[Records shown start]

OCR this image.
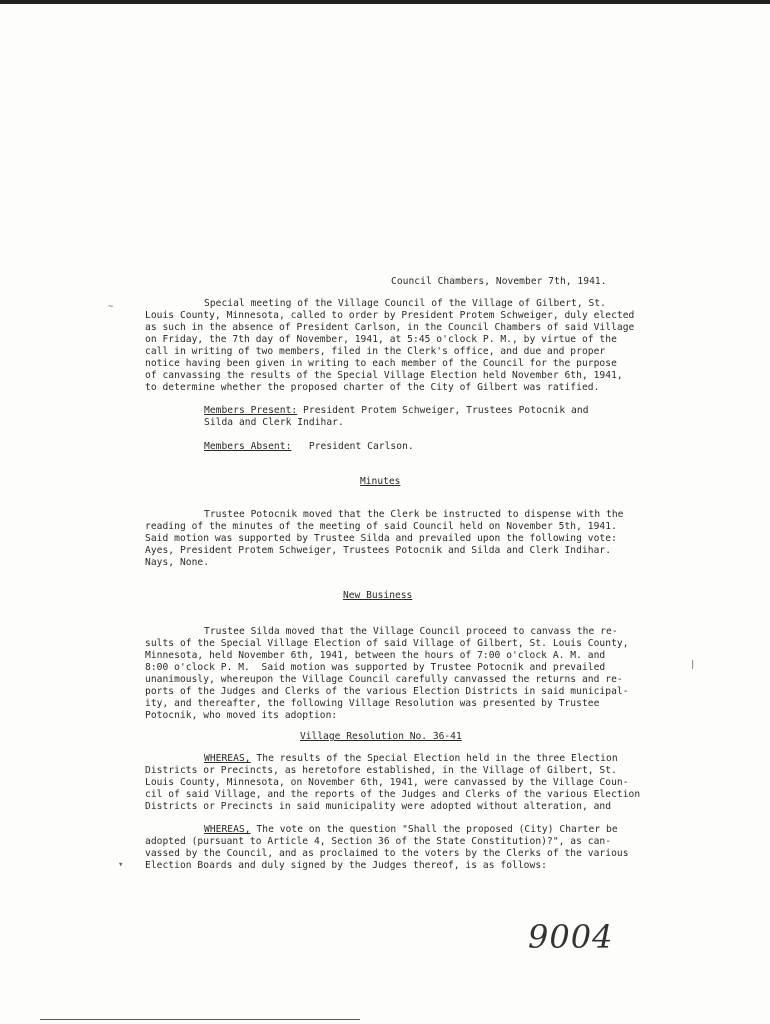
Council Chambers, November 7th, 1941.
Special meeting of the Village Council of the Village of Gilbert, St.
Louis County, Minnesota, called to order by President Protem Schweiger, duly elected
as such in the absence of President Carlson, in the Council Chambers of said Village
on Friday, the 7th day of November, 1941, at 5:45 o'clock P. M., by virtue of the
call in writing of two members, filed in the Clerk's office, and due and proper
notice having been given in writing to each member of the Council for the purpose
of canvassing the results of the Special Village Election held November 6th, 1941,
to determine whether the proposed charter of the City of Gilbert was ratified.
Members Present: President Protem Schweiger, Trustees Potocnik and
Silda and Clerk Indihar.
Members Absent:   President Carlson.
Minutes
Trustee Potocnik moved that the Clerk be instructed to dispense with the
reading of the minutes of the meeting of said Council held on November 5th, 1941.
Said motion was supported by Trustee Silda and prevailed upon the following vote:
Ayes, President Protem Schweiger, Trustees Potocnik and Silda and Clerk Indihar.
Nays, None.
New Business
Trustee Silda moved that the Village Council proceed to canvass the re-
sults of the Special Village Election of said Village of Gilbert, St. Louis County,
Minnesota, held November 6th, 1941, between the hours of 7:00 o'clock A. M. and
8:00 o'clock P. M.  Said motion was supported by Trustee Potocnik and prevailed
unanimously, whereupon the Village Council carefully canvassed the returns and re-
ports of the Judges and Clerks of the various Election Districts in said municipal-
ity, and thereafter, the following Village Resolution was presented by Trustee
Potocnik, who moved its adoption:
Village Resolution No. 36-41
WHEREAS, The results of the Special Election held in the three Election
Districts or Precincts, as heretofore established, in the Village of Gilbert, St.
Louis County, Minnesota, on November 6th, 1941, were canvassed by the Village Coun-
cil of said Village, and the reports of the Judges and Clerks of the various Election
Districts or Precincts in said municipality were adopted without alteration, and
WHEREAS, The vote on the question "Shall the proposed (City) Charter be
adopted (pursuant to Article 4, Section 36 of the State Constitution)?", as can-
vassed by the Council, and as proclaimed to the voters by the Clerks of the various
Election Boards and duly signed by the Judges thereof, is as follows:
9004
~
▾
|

[Records shown end]

**Problem details**
Write out the records above exactly as they appear, leaving out any pictures.

**Response**
OCR this image.
Council Chambers, November 7th, 1941.
Special meeting of the Village Council of the Village of Gilbert, St.
Louis County, Minnesota, called to order by President Protem Schweiger, duly elected
as such in the absence of President Carlson, in the Council Chambers of said Village
on Friday, the 7th day of November, 1941, at 5:45 o'clock P. M., by virtue of the
call in writing of two members, filed in the Clerk's office, and due and proper
notice having been given in writing to each member of the Council for the purpose
of canvassing the results of the Special Village Election held November 6th, 1941,
to determine whether the proposed charter of the City of Gilbert was ratified.
Members Present: President Protem Schweiger, Trustees Potocnik and
Silda and Clerk Indihar.
Members Absent:   President Carlson.
Minutes
Trustee Potocnik moved that the Clerk be instructed to dispense with the
reading of the minutes of the meeting of said Council held on November 5th, 1941.
Said motion was supported by Trustee Silda and prevailed upon the following vote:
Ayes, President Protem Schweiger, Trustees Potocnik and Silda and Clerk Indihar.
Nays, None.
New Business
Trustee Silda moved that the Village Council proceed to canvass the re-
sults of the Special Village Election of said Village of Gilbert, St. Louis County,
Minnesota, held November 6th, 1941, between the hours of 7:00 o'clock A. M. and
8:00 o'clock P. M.  Said motion was supported by Trustee Potocnik and prevailed
unanimously, whereupon the Village Council carefully canvassed the returns and re-
ports of the Judges and Clerks of the various Election Districts in said municipal-
ity, and thereafter, the following Village Resolution was presented by Trustee
Potocnik, who moved its adoption:
Village Resolution No. 36-41
WHEREAS, The results of the Special Election held in the three Election
Districts or Precincts, as heretofore established, in the Village of Gilbert, St.
Louis County, Minnesota, on November 6th, 1941, were canvassed by the Village Coun-
cil of said Village, and the reports of the Judges and Clerks of the various Election
Districts or Precincts in said municipality were adopted without alteration, and
WHEREAS, The vote on the question "Shall the proposed (City) Charter be
adopted (pursuant to Article 4, Section 36 of the State Constitution)?", as can-
vassed by the Council, and as proclaimed to the voters by the Clerks of the various
Election Boards and duly signed by the Judges thereof, is as follows:
9004
~
▾
|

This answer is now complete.